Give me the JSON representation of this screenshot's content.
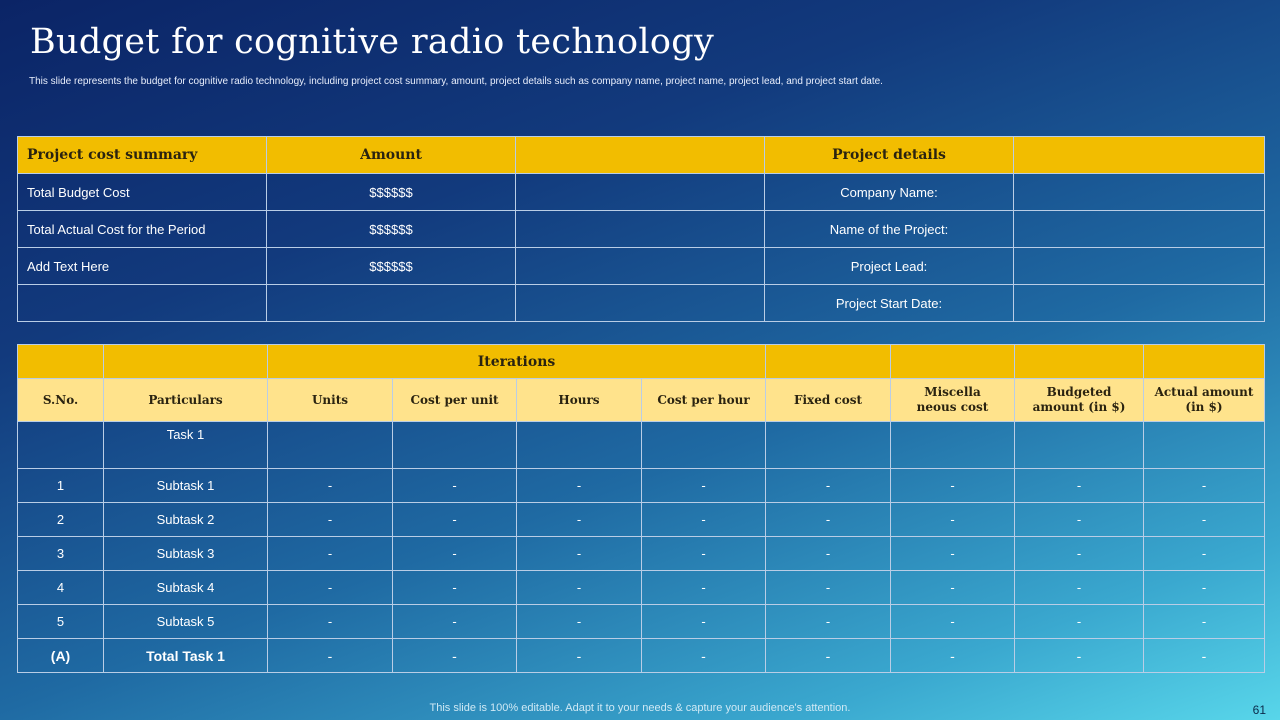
{
  "title": "Budget for cognitive radio technology",
  "subtitle": "This slide represents the budget for cognitive radio technology, including project cost summary, amount, project details such as company name, project name, project lead, and project start date.",
  "summary_table": {
    "headers": [
      "Project cost summary",
      "Amount",
      "",
      "Project details",
      ""
    ],
    "rows": [
      [
        "Total Budget Cost",
        "$$$$$$",
        "",
        "Company Name:",
        ""
      ],
      [
        "Total Actual Cost for the Period",
        "$$$$$$",
        "",
        "Name of the Project:",
        ""
      ],
      [
        "Add Text Here",
        "$$$$$$",
        "",
        "Project Lead:",
        ""
      ],
      [
        "",
        "",
        "",
        "Project Start Date:",
        ""
      ]
    ]
  },
  "iterations_table": {
    "group_header": "Iterations",
    "columns": [
      "S.No.",
      "Particulars",
      "Units",
      "Cost per unit",
      "Hours",
      "Cost per hour",
      "Fixed cost",
      "Miscella neous cost",
      "Budgeted amount (in $)",
      "Actual amount (in $)"
    ],
    "task_label": "Task 1",
    "rows": [
      [
        "1",
        "Subtask 1",
        "-",
        "-",
        "-",
        "-",
        "-",
        "-",
        "-",
        "-"
      ],
      [
        "2",
        "Subtask 2",
        "-",
        "-",
        "-",
        "-",
        "-",
        "-",
        "-",
        "-"
      ],
      [
        "3",
        "Subtask 3",
        "-",
        "-",
        "-",
        "-",
        "-",
        "-",
        "-",
        "-"
      ],
      [
        "4",
        "Subtask 4",
        "-",
        "-",
        "-",
        "-",
        "-",
        "-",
        "-",
        "-"
      ],
      [
        "5",
        "Subtask 5",
        "-",
        "-",
        "-",
        "-",
        "-",
        "-",
        "-",
        "-"
      ]
    ],
    "total_row": [
      "(A)",
      "Total Task 1",
      "-",
      "-",
      "-",
      "-",
      "-",
      "-",
      "-",
      "-"
    ]
  },
  "footer": "This slide is 100% editable. Adapt it to your needs & capture your audience's attention.",
  "page_number": "61",
  "colors": {
    "header_yellow": "#f2bd00",
    "subheader_yellow": "#ffe38c",
    "bg_dark": "#0b2466",
    "bg_light": "#58d6ea"
  }
}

§ Goal:
Scan the lines above for "cognitive", then copy every one that has it.

§ Exercise output:
  "title": "Budget for cognitive radio technology",
  "subtitle": "This slide represents the budget for cognitive radio technology, including project cost summary, amount, project details such as company name, project name, project lead, and project start date.",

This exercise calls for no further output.